→ **Problem to solve**
In the material below, find every line with "پایه" and pull it out.
## Begin Material for this task
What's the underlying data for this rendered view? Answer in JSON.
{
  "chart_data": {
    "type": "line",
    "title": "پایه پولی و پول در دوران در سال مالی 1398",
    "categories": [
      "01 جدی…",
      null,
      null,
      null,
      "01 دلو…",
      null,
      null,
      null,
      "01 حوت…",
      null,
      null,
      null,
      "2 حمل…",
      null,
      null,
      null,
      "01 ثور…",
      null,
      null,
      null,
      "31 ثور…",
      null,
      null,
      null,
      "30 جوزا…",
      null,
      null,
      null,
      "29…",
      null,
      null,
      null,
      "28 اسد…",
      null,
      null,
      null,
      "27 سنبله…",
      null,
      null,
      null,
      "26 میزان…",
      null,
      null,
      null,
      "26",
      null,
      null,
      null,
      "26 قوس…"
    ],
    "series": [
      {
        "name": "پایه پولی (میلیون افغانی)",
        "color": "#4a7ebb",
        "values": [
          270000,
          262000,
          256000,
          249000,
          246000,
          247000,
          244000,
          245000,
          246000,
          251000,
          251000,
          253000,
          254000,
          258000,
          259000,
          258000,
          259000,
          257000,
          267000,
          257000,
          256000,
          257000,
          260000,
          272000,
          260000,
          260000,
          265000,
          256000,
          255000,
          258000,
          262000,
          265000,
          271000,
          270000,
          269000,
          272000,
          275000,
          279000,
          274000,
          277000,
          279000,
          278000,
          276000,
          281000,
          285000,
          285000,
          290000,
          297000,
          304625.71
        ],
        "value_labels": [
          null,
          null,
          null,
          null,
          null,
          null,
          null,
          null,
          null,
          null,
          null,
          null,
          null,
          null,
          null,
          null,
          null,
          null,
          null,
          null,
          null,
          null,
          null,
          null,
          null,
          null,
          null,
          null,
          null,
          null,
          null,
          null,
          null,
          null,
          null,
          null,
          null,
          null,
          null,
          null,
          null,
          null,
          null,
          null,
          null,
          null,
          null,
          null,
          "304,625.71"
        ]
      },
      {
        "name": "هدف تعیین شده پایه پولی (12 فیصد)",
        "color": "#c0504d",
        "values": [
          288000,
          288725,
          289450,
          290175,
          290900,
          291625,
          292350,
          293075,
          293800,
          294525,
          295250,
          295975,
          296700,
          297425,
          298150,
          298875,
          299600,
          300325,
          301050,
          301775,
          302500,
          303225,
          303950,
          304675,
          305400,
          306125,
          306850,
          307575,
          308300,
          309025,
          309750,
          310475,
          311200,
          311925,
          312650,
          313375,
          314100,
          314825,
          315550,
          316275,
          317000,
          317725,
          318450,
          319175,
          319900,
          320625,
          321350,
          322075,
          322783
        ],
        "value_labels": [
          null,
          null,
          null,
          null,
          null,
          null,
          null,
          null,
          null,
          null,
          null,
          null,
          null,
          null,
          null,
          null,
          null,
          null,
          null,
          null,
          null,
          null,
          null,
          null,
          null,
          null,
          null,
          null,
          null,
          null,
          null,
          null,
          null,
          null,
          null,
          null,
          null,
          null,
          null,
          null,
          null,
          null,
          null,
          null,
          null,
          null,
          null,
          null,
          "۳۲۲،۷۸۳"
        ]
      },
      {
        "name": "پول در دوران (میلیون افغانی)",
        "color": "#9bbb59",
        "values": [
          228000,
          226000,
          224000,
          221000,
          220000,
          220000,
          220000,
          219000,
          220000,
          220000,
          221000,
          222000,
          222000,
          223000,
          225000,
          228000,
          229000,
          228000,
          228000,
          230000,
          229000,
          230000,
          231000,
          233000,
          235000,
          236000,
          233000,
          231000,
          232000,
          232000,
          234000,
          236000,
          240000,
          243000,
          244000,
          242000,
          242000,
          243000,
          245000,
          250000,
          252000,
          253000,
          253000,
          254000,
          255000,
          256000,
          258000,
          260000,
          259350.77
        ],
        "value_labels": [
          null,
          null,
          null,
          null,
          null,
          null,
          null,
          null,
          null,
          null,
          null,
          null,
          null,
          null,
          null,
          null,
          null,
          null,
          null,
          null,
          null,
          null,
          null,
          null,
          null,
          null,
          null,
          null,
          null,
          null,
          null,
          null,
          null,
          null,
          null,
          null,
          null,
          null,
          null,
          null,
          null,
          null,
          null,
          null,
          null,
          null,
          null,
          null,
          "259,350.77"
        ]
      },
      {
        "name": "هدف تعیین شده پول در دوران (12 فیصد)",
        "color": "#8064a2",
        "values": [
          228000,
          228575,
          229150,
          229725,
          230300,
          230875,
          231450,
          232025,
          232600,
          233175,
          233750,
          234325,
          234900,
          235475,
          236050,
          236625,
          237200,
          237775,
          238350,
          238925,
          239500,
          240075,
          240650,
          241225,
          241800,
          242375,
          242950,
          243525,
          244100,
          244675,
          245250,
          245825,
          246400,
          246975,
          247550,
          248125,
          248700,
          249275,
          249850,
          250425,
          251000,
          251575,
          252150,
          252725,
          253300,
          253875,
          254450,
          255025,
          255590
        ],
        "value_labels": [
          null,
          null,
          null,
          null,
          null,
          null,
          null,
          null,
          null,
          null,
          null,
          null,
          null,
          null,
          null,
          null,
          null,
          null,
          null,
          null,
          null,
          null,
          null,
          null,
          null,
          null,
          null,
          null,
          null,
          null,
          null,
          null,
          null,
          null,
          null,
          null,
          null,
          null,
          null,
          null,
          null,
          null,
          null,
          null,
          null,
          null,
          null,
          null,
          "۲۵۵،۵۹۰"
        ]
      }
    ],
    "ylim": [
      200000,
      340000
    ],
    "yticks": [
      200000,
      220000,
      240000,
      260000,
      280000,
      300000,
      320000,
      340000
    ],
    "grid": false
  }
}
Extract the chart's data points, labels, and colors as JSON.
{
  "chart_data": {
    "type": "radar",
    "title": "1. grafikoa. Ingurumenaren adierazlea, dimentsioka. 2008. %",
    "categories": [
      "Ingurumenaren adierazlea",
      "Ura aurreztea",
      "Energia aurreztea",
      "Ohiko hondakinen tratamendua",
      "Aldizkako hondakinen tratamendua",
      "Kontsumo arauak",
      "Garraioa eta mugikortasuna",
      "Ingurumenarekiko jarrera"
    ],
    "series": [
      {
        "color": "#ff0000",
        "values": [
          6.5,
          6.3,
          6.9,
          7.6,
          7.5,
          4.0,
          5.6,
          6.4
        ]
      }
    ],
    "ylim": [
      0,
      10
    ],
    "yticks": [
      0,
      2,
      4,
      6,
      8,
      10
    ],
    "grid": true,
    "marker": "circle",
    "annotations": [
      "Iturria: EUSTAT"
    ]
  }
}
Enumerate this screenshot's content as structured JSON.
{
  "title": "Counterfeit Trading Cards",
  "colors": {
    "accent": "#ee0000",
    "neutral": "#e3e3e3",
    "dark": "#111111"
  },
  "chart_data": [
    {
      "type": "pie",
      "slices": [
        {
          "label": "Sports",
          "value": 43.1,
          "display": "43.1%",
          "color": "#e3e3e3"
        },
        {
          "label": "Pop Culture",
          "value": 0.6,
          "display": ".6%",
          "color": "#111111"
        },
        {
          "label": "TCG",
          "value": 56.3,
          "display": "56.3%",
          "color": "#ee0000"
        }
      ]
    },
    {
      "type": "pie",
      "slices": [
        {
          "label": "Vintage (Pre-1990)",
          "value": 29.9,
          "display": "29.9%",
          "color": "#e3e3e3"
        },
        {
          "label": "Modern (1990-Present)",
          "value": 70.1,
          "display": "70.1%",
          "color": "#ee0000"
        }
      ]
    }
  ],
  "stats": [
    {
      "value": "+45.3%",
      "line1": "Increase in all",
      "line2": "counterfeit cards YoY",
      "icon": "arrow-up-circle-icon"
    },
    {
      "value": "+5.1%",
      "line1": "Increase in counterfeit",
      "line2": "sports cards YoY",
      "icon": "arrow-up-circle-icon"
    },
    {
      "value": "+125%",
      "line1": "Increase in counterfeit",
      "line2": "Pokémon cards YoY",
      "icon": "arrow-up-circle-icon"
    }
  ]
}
## End Material for this task
→ **Answer to this problem**
    "title": "پایه پولی و پول در دوران در سال مالی 1398",
        "name": "پایه پولی (میلیون افغانی)",
        "name": "هدف تعیین شده پایه پولی (12 فیصد)",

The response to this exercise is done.